↓

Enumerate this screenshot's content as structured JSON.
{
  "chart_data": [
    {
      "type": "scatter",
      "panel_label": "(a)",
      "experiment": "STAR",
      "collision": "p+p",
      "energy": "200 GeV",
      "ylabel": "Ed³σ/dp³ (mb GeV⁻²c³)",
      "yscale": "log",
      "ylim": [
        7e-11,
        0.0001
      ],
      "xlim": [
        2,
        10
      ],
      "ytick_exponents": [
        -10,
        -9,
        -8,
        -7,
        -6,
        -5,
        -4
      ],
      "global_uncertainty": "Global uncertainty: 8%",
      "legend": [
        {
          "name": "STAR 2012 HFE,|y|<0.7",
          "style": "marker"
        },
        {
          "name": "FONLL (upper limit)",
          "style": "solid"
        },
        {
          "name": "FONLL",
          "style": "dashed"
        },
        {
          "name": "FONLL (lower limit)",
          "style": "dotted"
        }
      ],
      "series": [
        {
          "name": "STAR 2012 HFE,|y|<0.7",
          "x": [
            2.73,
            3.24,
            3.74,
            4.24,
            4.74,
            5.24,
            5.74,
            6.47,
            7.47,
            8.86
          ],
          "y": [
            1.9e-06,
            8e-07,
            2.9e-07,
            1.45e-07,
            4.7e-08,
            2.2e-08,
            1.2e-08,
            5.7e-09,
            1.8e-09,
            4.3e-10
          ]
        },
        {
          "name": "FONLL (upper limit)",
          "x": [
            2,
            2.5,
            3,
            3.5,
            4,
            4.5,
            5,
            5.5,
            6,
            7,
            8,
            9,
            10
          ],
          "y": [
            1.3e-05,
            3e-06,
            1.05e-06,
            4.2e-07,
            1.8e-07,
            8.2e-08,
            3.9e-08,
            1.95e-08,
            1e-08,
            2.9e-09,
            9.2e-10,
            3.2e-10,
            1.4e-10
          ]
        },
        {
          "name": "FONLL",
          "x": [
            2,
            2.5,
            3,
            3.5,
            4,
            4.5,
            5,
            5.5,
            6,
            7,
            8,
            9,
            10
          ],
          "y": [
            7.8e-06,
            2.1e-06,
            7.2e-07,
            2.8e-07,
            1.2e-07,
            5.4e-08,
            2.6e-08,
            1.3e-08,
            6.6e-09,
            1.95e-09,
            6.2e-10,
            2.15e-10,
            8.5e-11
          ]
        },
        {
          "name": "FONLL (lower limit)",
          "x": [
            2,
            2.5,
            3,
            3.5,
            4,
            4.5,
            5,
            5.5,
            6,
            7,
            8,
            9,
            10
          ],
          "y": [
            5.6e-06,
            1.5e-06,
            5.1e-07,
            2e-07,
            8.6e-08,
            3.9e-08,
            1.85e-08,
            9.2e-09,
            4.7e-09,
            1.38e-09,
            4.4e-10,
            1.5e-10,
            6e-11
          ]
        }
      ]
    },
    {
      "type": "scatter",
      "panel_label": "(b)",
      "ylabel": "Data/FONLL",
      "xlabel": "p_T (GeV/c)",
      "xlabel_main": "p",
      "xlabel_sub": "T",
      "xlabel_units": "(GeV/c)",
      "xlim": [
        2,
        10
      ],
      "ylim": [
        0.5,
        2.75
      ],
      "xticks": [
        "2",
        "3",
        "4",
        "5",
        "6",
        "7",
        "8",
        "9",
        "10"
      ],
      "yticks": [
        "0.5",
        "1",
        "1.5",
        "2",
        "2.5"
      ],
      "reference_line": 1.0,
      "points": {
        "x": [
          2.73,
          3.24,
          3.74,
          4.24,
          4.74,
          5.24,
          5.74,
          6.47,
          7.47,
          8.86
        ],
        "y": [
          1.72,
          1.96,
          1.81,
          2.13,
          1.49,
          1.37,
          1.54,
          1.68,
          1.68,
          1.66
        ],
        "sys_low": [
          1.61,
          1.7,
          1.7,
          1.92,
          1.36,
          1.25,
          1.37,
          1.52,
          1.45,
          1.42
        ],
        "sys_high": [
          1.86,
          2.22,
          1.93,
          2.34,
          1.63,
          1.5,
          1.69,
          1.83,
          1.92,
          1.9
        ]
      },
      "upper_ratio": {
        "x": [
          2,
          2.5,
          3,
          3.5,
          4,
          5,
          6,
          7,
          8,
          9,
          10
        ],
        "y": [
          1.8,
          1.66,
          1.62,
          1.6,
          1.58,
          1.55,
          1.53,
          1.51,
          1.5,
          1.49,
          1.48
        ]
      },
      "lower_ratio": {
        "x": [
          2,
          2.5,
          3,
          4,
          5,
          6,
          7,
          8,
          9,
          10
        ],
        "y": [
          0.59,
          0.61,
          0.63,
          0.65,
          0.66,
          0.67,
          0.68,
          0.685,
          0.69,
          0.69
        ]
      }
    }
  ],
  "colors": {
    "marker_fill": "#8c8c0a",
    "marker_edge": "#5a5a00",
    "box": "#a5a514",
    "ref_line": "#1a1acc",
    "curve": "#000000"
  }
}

↑

REQUIRED WORK:
Copy out every line holding the string "ylabel".

THE ANSWER:
      "ylabel": "Ed³σ/dp³ (mb GeV⁻²c³)",
      "ylabel": "Data/FONLL",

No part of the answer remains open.